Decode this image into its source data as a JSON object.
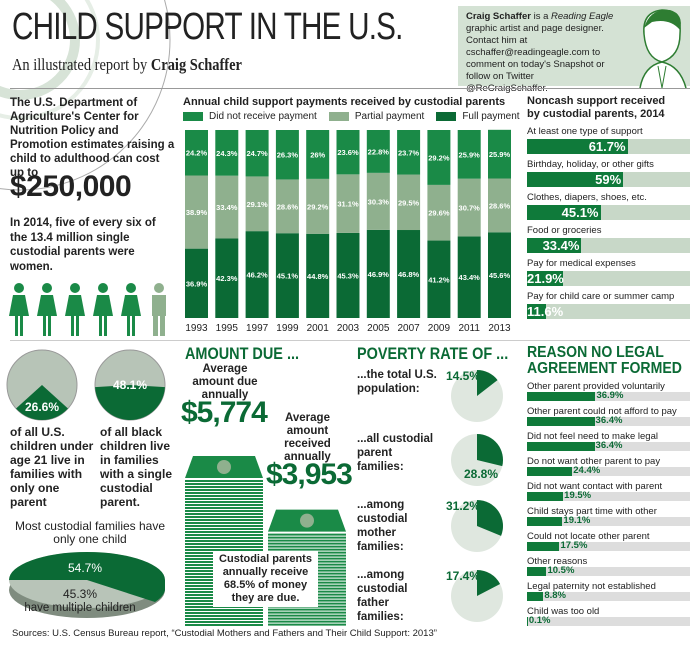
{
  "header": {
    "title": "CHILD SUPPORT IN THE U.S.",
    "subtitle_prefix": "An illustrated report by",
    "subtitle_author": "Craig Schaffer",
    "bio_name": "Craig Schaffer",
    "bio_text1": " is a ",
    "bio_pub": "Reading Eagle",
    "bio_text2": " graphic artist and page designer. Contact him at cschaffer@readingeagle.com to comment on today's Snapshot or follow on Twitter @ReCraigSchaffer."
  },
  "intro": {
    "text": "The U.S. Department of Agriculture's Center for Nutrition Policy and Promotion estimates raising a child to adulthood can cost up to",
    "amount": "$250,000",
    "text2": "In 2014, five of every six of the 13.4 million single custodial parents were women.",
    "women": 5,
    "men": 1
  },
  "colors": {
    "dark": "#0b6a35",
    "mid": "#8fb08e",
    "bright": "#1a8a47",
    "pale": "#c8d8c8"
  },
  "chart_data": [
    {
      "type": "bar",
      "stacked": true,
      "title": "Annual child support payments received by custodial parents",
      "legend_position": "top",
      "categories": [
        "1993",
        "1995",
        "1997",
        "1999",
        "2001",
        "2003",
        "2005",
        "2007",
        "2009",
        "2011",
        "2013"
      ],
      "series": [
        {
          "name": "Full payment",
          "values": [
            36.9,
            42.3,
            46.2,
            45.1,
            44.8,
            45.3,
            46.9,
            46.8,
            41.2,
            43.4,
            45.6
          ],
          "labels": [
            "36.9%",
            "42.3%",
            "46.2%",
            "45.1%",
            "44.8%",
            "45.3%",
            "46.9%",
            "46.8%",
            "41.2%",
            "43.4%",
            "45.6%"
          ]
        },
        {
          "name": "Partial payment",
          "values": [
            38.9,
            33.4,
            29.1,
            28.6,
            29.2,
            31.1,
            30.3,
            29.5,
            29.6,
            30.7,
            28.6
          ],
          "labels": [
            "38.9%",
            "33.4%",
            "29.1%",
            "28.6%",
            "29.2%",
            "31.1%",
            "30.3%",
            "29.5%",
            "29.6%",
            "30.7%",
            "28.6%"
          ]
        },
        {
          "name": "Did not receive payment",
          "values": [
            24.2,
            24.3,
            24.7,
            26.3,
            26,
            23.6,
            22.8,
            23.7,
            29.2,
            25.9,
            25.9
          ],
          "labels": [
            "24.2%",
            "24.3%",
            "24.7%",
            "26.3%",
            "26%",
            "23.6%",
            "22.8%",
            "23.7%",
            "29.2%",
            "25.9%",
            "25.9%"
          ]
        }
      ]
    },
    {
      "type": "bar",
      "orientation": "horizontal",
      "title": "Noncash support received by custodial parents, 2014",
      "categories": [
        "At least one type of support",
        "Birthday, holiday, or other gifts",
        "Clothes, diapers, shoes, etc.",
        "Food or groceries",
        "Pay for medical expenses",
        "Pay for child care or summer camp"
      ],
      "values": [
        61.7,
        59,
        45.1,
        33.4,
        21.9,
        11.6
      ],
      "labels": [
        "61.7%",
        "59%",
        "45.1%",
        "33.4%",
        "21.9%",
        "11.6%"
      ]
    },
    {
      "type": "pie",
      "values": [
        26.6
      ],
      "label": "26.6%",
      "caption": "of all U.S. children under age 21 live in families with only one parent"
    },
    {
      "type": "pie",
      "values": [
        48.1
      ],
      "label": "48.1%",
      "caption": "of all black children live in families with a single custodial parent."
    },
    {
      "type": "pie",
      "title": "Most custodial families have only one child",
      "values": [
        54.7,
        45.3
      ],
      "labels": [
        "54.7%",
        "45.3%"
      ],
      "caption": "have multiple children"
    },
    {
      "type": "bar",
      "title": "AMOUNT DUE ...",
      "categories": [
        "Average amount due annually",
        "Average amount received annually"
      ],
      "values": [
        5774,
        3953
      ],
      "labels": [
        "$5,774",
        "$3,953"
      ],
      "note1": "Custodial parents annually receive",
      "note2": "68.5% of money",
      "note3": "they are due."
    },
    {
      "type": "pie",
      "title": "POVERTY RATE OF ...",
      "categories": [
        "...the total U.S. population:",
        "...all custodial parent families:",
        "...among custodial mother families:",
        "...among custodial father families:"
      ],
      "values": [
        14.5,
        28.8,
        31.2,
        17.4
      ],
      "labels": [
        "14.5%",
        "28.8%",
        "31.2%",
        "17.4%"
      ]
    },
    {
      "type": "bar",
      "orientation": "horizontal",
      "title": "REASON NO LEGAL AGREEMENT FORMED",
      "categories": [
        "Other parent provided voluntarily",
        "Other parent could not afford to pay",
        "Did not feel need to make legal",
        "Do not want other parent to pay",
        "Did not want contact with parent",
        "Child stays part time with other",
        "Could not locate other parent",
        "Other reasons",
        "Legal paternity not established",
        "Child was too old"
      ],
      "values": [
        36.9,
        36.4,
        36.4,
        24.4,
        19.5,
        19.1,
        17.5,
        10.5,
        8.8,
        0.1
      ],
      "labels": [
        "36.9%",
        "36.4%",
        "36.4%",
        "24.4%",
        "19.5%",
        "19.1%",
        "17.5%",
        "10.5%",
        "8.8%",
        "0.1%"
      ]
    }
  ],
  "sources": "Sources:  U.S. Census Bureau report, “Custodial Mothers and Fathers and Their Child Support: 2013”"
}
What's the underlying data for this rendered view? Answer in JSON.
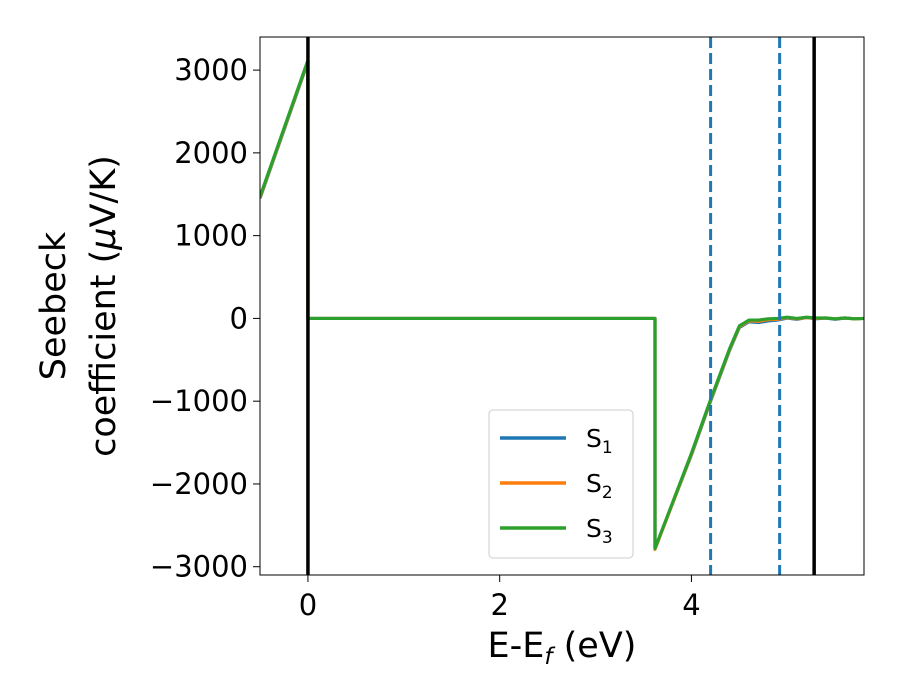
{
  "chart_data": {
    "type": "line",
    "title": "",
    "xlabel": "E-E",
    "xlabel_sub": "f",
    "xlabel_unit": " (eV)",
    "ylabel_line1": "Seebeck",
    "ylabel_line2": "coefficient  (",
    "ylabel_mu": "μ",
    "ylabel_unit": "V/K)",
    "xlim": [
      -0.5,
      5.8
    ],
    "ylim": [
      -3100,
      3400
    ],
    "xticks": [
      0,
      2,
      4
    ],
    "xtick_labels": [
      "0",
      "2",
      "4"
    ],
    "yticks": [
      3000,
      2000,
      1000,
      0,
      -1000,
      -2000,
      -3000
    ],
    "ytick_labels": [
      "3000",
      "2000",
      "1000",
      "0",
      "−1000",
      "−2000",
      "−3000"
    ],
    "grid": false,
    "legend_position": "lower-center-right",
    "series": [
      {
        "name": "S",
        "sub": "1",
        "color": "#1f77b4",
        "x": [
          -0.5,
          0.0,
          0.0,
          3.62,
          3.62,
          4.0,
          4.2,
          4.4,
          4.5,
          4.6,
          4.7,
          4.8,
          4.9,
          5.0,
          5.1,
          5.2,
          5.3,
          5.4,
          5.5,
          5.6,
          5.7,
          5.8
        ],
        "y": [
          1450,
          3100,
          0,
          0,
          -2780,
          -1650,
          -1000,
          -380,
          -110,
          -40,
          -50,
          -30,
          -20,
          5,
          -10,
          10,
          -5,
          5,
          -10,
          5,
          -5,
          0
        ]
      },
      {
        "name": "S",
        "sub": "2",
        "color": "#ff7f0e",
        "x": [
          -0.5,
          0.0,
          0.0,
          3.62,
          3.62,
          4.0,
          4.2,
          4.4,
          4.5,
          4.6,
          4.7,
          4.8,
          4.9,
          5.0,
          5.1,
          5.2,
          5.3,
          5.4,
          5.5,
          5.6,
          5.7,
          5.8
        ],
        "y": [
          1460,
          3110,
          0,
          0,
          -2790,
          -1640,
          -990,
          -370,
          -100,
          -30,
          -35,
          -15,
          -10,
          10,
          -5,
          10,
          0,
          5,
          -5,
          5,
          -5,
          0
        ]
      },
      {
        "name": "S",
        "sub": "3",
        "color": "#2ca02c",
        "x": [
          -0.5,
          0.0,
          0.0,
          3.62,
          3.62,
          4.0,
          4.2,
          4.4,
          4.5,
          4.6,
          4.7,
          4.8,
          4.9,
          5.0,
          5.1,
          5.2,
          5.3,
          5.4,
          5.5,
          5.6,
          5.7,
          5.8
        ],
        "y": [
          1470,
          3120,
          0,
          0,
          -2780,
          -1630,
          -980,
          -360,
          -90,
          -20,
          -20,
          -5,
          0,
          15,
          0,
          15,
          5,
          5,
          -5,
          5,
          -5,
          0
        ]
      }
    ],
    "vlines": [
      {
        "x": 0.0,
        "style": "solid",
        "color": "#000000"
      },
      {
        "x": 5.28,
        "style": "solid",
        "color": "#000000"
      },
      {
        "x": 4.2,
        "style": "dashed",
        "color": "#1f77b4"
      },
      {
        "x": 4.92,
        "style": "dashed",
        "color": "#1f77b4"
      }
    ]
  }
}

* AIM *
Select every line above that contains the word "with", and copy it.

* RESPONSE FOR THIS EXERCISE *
      "caption": "of all U.S. children under age 21 live in families with only one parent"
      "caption": "of all black children live in families with a single custodial parent."
        "Did not want contact with parent",
        "Child stays part time with other",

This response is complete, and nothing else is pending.